The exercise
In the listing that follows, count the lines holding the word "marker" and report only that number.

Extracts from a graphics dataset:
□ □ □ □

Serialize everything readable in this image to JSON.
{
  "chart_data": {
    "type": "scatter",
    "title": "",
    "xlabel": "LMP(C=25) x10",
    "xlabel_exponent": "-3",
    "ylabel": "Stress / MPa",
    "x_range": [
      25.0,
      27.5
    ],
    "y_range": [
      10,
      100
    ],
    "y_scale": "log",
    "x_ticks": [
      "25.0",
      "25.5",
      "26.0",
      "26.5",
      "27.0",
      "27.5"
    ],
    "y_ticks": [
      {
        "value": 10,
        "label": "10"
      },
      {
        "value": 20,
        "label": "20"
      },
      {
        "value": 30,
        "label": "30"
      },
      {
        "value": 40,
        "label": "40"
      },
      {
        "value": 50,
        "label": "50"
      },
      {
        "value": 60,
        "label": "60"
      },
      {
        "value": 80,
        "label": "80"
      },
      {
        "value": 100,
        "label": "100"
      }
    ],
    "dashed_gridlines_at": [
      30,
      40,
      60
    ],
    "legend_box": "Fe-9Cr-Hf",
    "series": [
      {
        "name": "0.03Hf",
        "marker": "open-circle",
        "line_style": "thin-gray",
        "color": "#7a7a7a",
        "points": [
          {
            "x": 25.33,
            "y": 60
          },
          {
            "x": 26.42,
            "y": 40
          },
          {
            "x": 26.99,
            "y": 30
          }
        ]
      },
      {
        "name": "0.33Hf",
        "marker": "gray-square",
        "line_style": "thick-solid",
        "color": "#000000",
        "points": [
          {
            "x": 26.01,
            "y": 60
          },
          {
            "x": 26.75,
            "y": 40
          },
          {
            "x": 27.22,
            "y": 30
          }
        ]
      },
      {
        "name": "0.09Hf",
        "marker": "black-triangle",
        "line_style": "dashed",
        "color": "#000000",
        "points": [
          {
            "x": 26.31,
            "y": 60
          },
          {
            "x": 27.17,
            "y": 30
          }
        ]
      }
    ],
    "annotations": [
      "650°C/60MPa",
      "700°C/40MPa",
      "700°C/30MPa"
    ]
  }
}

□ □ □ □

Answer to the problem
3